What to produce. Collect all the lines that mention the word "regions".

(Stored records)
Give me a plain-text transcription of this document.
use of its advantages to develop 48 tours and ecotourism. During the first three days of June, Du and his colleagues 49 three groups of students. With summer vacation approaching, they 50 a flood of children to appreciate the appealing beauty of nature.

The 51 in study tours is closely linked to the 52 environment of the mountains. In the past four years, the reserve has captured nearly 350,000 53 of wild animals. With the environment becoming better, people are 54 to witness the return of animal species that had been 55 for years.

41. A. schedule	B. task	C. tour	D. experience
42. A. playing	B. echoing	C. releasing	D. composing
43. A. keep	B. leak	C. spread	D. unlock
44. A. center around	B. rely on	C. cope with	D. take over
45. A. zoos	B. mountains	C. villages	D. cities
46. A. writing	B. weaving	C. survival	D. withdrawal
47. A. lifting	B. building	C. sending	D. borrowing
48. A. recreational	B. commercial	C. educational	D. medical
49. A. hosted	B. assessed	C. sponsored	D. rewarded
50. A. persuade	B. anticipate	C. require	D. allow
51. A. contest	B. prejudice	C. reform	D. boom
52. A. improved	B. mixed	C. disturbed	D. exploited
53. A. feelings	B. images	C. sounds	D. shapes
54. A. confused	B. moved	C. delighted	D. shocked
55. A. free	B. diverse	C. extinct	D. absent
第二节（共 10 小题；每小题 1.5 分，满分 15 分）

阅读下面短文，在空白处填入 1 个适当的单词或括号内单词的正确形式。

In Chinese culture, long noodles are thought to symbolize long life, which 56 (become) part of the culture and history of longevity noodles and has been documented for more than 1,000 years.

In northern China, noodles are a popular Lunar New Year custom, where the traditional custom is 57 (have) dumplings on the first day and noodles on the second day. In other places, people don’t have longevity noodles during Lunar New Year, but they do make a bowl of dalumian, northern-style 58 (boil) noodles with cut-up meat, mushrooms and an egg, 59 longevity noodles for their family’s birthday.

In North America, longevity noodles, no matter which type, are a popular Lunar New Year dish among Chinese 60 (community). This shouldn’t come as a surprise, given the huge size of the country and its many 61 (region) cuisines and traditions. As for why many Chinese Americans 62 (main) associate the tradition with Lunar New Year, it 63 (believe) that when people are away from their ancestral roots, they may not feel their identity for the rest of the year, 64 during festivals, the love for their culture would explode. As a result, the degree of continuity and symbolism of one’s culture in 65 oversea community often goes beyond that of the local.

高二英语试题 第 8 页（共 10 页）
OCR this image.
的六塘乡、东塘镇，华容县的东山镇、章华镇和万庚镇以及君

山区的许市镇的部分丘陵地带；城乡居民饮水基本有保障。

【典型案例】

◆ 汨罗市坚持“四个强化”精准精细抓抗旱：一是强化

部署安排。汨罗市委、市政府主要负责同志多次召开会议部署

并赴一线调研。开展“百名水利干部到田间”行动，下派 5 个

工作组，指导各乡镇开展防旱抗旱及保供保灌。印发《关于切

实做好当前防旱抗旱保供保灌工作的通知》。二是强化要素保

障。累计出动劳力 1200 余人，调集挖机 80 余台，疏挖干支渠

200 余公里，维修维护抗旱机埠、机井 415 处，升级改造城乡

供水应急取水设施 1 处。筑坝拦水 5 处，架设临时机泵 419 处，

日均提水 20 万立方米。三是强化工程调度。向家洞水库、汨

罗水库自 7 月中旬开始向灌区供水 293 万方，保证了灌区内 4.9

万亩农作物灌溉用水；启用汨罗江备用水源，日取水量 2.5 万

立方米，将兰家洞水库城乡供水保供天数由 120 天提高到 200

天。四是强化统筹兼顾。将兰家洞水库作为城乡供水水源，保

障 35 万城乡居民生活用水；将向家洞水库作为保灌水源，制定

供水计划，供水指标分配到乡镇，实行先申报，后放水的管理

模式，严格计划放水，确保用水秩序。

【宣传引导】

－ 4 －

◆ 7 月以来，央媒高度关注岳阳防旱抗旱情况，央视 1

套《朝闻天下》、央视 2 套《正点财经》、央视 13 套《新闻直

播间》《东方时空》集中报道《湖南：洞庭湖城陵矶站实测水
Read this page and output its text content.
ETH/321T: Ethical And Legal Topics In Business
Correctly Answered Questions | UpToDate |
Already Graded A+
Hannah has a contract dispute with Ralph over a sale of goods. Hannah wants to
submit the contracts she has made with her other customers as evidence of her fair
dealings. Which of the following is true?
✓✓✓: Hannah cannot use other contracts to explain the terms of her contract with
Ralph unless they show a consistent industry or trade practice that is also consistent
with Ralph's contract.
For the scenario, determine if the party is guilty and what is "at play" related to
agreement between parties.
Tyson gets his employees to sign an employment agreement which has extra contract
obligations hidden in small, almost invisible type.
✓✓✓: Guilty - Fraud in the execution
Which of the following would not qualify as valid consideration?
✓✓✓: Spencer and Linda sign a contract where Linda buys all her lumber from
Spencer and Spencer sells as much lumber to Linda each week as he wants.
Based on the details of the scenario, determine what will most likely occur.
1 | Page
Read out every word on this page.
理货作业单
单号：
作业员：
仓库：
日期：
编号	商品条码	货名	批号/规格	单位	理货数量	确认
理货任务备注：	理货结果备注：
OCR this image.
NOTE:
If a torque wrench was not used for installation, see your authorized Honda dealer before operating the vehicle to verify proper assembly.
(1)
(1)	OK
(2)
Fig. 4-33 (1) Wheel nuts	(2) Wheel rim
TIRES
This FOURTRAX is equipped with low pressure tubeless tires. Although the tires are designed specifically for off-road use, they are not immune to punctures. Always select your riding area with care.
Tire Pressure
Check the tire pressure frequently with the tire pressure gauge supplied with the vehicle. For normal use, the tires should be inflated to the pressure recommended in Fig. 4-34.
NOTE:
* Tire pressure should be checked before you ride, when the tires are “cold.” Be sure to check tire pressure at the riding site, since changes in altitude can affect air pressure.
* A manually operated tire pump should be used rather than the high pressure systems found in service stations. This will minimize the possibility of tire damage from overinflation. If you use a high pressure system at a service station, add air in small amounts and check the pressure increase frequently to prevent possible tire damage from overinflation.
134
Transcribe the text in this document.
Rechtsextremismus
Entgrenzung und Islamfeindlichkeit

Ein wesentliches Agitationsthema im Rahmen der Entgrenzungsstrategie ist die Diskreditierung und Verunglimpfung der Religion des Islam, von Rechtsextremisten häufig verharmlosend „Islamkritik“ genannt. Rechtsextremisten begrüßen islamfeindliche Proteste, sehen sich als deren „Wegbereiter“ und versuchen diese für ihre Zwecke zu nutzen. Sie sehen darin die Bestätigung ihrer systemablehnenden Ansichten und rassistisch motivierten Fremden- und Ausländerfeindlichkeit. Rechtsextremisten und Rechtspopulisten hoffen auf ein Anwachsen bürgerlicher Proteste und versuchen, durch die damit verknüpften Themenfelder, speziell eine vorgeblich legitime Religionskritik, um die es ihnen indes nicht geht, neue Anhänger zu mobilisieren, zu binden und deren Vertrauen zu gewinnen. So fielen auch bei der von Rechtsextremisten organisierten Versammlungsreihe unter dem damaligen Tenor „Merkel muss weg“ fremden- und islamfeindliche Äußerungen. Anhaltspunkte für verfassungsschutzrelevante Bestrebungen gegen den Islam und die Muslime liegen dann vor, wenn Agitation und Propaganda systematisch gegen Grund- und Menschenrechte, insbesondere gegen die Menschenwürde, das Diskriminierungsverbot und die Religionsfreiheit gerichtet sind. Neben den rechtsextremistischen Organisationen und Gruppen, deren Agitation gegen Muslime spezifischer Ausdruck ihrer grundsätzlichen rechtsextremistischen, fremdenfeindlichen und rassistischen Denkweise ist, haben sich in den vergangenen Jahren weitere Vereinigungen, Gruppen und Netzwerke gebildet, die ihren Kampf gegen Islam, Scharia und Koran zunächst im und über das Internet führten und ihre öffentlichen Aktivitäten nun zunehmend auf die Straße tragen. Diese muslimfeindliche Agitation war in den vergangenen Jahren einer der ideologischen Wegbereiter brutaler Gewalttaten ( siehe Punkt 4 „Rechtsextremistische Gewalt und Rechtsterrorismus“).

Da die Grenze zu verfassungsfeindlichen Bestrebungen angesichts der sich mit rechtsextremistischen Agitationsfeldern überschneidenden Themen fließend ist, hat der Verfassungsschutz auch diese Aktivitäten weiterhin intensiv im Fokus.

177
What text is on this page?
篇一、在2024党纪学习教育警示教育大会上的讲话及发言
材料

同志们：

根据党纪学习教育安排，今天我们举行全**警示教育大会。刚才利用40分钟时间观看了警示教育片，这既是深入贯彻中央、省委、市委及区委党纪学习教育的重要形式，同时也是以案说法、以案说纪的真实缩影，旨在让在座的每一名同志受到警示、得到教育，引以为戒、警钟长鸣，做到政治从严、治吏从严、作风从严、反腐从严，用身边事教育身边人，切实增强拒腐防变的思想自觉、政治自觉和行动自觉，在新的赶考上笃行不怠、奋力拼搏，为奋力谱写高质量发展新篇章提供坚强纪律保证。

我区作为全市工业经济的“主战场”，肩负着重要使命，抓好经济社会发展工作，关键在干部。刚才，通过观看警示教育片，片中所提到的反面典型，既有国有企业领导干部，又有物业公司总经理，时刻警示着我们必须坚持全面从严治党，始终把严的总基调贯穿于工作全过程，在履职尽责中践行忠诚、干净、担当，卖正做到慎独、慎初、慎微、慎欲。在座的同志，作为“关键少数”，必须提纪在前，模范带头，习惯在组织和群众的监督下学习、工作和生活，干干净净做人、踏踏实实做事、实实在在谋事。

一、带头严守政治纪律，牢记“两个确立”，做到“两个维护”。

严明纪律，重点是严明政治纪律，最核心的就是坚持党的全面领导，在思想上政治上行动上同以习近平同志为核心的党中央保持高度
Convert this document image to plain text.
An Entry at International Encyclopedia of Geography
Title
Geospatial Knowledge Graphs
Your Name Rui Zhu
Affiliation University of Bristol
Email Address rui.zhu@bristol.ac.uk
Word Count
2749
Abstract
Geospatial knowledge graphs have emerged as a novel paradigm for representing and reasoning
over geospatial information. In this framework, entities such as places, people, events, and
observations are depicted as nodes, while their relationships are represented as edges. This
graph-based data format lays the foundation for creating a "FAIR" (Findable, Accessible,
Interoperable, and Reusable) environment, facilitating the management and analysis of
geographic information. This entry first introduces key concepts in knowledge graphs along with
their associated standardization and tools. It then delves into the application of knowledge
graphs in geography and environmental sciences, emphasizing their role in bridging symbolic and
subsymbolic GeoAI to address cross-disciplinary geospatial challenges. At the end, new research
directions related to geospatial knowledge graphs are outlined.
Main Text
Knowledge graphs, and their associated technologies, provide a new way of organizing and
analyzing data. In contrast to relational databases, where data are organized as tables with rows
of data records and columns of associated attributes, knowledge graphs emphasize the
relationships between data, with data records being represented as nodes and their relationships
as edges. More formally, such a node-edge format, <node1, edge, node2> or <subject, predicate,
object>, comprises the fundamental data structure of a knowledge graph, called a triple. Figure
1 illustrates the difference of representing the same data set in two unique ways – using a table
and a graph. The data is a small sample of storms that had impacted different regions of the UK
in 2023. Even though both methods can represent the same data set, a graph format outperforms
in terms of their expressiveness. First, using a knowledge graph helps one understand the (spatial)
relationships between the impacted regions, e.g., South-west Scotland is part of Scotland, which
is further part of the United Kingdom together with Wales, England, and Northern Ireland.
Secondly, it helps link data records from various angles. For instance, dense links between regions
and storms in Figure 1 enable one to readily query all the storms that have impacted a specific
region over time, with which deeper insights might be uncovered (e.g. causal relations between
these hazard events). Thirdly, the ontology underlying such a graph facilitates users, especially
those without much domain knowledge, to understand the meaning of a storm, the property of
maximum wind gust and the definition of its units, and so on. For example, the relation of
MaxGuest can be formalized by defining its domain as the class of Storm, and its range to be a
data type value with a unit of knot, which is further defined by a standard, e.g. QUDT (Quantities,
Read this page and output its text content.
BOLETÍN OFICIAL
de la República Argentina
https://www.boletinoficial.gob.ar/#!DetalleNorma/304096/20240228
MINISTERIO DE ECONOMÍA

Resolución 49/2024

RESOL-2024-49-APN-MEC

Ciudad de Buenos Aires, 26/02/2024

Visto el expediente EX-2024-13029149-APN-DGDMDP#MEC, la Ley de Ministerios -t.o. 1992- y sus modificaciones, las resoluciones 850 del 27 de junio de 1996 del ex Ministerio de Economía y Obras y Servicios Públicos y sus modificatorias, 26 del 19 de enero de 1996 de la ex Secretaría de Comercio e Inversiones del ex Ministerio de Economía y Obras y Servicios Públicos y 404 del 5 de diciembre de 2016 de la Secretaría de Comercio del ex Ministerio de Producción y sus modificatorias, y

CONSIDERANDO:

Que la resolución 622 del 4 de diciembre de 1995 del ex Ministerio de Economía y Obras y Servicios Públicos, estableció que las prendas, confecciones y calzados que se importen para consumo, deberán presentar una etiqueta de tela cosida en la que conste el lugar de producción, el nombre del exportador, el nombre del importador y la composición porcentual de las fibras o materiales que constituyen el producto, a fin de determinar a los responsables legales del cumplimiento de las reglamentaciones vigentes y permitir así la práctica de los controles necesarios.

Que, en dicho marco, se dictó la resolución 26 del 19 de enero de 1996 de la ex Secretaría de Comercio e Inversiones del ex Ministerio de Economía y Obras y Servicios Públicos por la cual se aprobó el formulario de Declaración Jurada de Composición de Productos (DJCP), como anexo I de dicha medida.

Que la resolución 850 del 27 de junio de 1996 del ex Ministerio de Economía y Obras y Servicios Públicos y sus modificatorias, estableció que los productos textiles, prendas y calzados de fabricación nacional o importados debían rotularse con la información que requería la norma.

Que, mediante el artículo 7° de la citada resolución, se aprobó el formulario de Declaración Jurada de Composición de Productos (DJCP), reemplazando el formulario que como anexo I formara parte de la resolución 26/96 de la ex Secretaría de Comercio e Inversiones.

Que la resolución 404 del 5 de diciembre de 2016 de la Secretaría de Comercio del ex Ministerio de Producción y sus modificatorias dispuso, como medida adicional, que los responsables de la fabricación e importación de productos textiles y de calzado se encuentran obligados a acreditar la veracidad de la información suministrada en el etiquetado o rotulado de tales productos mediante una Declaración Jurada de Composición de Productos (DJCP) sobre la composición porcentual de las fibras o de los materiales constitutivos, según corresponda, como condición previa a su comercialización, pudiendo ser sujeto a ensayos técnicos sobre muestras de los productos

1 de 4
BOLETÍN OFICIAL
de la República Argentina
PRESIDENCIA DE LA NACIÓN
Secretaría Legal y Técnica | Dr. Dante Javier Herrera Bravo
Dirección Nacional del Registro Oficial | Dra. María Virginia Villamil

Answer.
and a graph. The data is a small sample of storms that had impacted different regions of the UK
relationships between the impacted regions, e.g., South-west Scotland is part of Scotland, which
Secondly, it helps link data records from various angles. For instance, dense links between regions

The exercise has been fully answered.